What this task involves:
Output every line of the material exactly, omitting images.

* START Listing *

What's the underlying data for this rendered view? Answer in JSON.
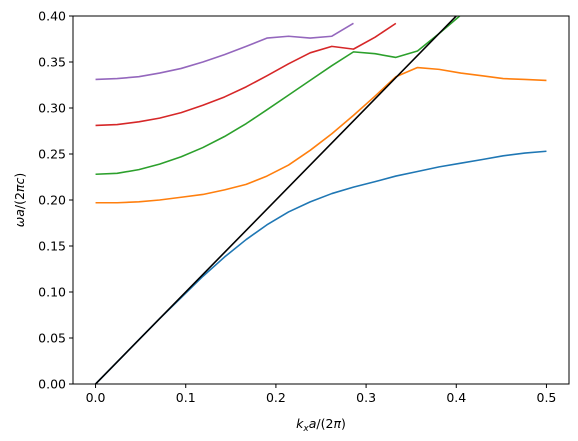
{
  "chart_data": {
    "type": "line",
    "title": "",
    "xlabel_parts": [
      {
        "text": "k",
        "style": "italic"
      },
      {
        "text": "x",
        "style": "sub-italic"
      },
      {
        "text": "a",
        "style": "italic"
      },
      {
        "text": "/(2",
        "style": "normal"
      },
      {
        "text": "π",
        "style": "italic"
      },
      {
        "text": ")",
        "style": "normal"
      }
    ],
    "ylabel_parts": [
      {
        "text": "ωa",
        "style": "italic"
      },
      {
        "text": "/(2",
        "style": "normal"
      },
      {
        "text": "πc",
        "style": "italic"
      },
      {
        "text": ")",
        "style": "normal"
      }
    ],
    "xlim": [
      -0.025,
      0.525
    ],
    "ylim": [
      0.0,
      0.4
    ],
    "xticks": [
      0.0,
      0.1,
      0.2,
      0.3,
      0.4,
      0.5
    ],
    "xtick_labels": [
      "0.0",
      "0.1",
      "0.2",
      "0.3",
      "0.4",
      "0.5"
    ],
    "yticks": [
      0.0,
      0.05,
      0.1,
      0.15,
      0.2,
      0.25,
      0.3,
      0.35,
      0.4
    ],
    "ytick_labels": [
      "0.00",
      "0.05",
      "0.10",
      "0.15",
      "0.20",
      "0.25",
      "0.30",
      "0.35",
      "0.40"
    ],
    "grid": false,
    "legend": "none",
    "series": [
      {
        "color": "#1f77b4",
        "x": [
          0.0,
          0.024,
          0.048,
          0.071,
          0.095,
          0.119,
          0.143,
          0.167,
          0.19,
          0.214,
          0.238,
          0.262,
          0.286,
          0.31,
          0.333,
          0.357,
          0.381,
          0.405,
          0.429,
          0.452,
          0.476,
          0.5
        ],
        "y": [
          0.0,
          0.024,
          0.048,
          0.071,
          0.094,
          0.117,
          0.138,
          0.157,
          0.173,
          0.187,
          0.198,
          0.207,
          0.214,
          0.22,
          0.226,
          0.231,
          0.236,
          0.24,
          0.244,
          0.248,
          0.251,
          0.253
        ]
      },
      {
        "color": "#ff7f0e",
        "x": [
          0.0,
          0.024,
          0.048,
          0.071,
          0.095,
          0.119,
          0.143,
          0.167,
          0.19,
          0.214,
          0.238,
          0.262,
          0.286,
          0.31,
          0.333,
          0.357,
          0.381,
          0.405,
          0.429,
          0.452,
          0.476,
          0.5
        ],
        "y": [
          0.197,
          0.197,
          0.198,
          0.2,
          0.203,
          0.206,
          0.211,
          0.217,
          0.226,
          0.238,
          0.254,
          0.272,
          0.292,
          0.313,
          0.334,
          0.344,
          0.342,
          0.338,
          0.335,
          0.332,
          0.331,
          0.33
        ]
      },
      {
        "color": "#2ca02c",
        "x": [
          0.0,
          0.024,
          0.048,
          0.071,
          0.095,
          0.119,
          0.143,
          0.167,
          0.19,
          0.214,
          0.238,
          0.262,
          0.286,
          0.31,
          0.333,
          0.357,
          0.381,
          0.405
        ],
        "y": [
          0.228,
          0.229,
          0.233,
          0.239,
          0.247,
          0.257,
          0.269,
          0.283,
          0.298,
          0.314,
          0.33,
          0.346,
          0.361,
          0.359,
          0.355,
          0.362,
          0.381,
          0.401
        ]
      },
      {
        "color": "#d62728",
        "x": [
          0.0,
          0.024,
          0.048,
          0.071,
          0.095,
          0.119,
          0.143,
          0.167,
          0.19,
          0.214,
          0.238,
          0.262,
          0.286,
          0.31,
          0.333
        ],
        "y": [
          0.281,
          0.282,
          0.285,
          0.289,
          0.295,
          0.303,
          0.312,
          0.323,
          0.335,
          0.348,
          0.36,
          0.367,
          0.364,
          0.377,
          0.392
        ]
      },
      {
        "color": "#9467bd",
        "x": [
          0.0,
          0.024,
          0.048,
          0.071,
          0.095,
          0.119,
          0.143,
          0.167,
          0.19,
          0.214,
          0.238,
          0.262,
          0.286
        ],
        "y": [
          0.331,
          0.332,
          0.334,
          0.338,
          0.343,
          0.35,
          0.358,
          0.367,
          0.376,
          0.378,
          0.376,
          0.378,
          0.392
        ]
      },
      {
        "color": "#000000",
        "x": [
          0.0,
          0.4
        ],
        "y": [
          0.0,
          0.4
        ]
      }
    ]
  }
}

* END Listing *

Response to the exercise:
What's the underlying data for this rendered view? Answer in JSON.
{
  "chart_data": {
    "type": "line",
    "title": "",
    "xlabel_parts": [
      {
        "text": "k",
        "style": "italic"
      },
      {
        "text": "x",
        "style": "sub-italic"
      },
      {
        "text": "a",
        "style": "italic"
      },
      {
        "text": "/(2",
        "style": "normal"
      },
      {
        "text": "π",
        "style": "italic"
      },
      {
        "text": ")",
        "style": "normal"
      }
    ],
    "ylabel_parts": [
      {
        "text": "ωa",
        "style": "italic"
      },
      {
        "text": "/(2",
        "style": "normal"
      },
      {
        "text": "πc",
        "style": "italic"
      },
      {
        "text": ")",
        "style": "normal"
      }
    ],
    "xlim": [
      -0.025,
      0.525
    ],
    "ylim": [
      0.0,
      0.4
    ],
    "xticks": [
      0.0,
      0.1,
      0.2,
      0.3,
      0.4,
      0.5
    ],
    "xtick_labels": [
      "0.0",
      "0.1",
      "0.2",
      "0.3",
      "0.4",
      "0.5"
    ],
    "yticks": [
      0.0,
      0.05,
      0.1,
      0.15,
      0.2,
      0.25,
      0.3,
      0.35,
      0.4
    ],
    "ytick_labels": [
      "0.00",
      "0.05",
      "0.10",
      "0.15",
      "0.20",
      "0.25",
      "0.30",
      "0.35",
      "0.40"
    ],
    "grid": false,
    "legend": "none",
    "series": [
      {
        "color": "#1f77b4",
        "x": [
          0.0,
          0.024,
          0.048,
          0.071,
          0.095,
          0.119,
          0.143,
          0.167,
          0.19,
          0.214,
          0.238,
          0.262,
          0.286,
          0.31,
          0.333,
          0.357,
          0.381,
          0.405,
          0.429,
          0.452,
          0.476,
          0.5
        ],
        "y": [
          0.0,
          0.024,
          0.048,
          0.071,
          0.094,
          0.117,
          0.138,
          0.157,
          0.173,
          0.187,
          0.198,
          0.207,
          0.214,
          0.22,
          0.226,
          0.231,
          0.236,
          0.24,
          0.244,
          0.248,
          0.251,
          0.253
        ]
      },
      {
        "color": "#ff7f0e",
        "x": [
          0.0,
          0.024,
          0.048,
          0.071,
          0.095,
          0.119,
          0.143,
          0.167,
          0.19,
          0.214,
          0.238,
          0.262,
          0.286,
          0.31,
          0.333,
          0.357,
          0.381,
          0.405,
          0.429,
          0.452,
          0.476,
          0.5
        ],
        "y": [
          0.197,
          0.197,
          0.198,
          0.2,
          0.203,
          0.206,
          0.211,
          0.217,
          0.226,
          0.238,
          0.254,
          0.272,
          0.292,
          0.313,
          0.334,
          0.344,
          0.342,
          0.338,
          0.335,
          0.332,
          0.331,
          0.33
        ]
      },
      {
        "color": "#2ca02c",
        "x": [
          0.0,
          0.024,
          0.048,
          0.071,
          0.095,
          0.119,
          0.143,
          0.167,
          0.19,
          0.214,
          0.238,
          0.262,
          0.286,
          0.31,
          0.333,
          0.357,
          0.381,
          0.405
        ],
        "y": [
          0.228,
          0.229,
          0.233,
          0.239,
          0.247,
          0.257,
          0.269,
          0.283,
          0.298,
          0.314,
          0.33,
          0.346,
          0.361,
          0.359,
          0.355,
          0.362,
          0.381,
          0.401
        ]
      },
      {
        "color": "#d62728",
        "x": [
          0.0,
          0.024,
          0.048,
          0.071,
          0.095,
          0.119,
          0.143,
          0.167,
          0.19,
          0.214,
          0.238,
          0.262,
          0.286,
          0.31,
          0.333
        ],
        "y": [
          0.281,
          0.282,
          0.285,
          0.289,
          0.295,
          0.303,
          0.312,
          0.323,
          0.335,
          0.348,
          0.36,
          0.367,
          0.364,
          0.377,
          0.392
        ]
      },
      {
        "color": "#9467bd",
        "x": [
          0.0,
          0.024,
          0.048,
          0.071,
          0.095,
          0.119,
          0.143,
          0.167,
          0.19,
          0.214,
          0.238,
          0.262,
          0.286
        ],
        "y": [
          0.331,
          0.332,
          0.334,
          0.338,
          0.343,
          0.35,
          0.358,
          0.367,
          0.376,
          0.378,
          0.376,
          0.378,
          0.392
        ]
      },
      {
        "color": "#000000",
        "x": [
          0.0,
          0.4
        ],
        "y": [
          0.0,
          0.4
        ]
      }
    ]
  }
}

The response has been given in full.